== MATERIAL FOR THIS TASK ==
*** Block opens ***

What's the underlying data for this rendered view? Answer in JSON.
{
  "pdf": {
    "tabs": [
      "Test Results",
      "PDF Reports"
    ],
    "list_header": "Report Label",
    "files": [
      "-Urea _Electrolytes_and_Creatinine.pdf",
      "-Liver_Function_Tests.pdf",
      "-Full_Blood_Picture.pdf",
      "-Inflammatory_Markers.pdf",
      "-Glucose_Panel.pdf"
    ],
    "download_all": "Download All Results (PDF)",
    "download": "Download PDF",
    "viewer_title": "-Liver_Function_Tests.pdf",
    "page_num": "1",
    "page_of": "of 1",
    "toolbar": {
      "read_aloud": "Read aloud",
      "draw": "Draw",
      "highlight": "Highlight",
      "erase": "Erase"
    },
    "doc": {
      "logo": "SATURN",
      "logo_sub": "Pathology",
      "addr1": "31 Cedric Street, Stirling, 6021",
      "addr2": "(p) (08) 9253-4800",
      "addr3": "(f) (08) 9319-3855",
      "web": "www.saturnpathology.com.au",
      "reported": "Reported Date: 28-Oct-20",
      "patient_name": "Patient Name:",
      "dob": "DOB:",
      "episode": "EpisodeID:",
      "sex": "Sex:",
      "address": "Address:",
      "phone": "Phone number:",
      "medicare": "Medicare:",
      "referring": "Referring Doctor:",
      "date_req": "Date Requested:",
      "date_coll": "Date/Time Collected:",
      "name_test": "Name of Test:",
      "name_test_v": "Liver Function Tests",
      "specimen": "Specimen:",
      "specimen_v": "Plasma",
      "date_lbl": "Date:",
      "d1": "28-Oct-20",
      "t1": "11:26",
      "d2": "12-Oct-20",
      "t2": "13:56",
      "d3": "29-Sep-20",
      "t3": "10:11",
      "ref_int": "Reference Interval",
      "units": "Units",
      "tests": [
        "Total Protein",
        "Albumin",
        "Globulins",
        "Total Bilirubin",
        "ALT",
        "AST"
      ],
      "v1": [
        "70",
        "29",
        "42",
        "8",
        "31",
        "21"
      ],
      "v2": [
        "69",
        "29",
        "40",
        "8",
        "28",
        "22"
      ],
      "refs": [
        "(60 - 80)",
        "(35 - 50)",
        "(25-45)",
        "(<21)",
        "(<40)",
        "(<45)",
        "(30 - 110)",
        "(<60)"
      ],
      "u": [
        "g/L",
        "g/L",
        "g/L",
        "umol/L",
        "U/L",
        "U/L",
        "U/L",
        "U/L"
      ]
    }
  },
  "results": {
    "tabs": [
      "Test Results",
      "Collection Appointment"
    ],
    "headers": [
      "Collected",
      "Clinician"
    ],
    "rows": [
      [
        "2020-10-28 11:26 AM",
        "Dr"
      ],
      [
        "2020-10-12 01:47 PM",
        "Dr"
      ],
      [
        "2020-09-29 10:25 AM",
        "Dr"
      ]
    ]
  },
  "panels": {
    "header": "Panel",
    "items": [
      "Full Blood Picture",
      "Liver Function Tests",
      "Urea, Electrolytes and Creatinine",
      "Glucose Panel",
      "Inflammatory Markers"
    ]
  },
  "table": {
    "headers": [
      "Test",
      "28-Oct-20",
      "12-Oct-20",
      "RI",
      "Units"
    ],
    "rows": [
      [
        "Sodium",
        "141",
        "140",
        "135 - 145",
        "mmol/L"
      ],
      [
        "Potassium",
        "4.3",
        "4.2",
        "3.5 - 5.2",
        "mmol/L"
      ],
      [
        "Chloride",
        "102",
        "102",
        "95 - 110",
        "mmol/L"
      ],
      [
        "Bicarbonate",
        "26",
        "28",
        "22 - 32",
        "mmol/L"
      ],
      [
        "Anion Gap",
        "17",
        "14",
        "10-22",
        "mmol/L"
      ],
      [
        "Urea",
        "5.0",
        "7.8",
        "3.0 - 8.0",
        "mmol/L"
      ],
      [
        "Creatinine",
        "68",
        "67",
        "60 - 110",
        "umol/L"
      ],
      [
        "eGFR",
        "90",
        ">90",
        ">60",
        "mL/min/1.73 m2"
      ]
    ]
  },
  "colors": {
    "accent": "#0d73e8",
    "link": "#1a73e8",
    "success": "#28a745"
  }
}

*** Block closes ***
*** Block opens ***

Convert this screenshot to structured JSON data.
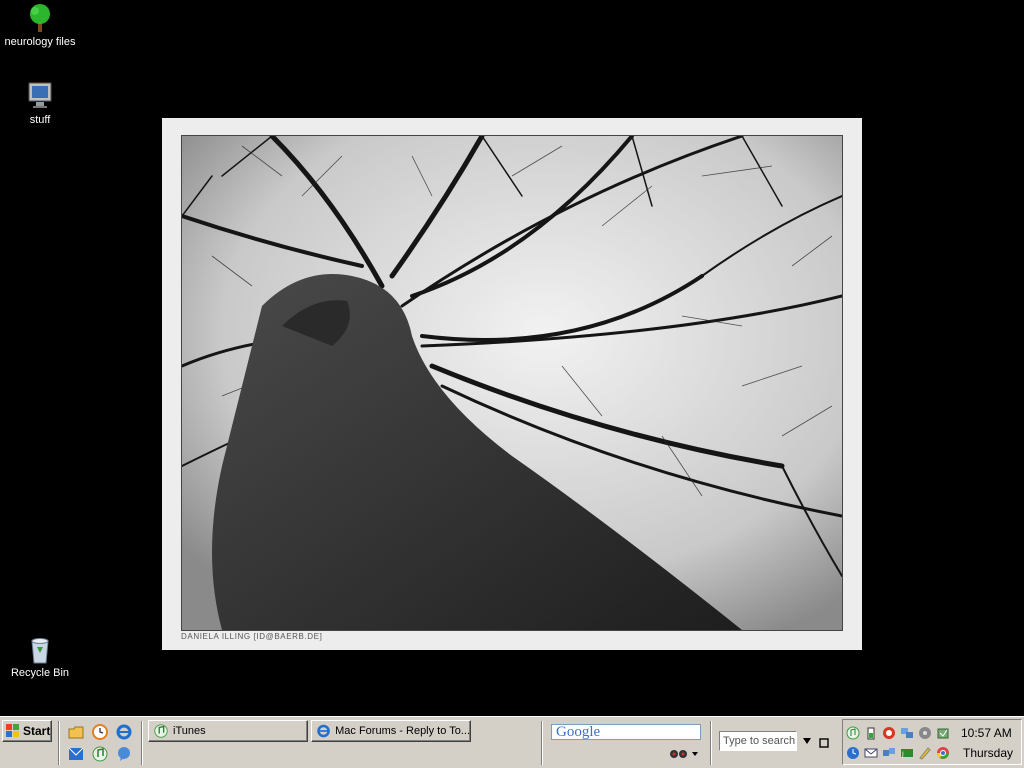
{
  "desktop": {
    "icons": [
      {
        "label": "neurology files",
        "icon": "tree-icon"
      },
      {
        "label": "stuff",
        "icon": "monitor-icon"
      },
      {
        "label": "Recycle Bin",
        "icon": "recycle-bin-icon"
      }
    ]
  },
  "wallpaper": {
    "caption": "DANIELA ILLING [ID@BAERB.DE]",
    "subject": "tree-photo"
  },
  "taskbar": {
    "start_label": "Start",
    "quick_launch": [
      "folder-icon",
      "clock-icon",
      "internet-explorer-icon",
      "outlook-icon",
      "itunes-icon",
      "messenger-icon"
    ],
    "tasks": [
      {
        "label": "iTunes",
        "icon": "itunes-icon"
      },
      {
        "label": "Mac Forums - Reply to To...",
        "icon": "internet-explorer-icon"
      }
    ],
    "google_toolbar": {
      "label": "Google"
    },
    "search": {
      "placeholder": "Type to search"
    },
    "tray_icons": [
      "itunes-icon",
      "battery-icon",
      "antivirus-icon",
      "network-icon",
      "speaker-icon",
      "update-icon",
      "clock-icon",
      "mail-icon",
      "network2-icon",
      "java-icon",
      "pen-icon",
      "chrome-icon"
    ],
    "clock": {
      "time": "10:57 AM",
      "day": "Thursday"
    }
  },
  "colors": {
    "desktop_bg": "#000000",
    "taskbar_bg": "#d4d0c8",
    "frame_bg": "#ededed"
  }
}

*** Block closes ***

== WORK ITEM ==
Where a line above contains the word "Download", show that line.

== RESPONSE AREA ==
    "download_all": "Download All Results (PDF)",
    "download": "Download PDF",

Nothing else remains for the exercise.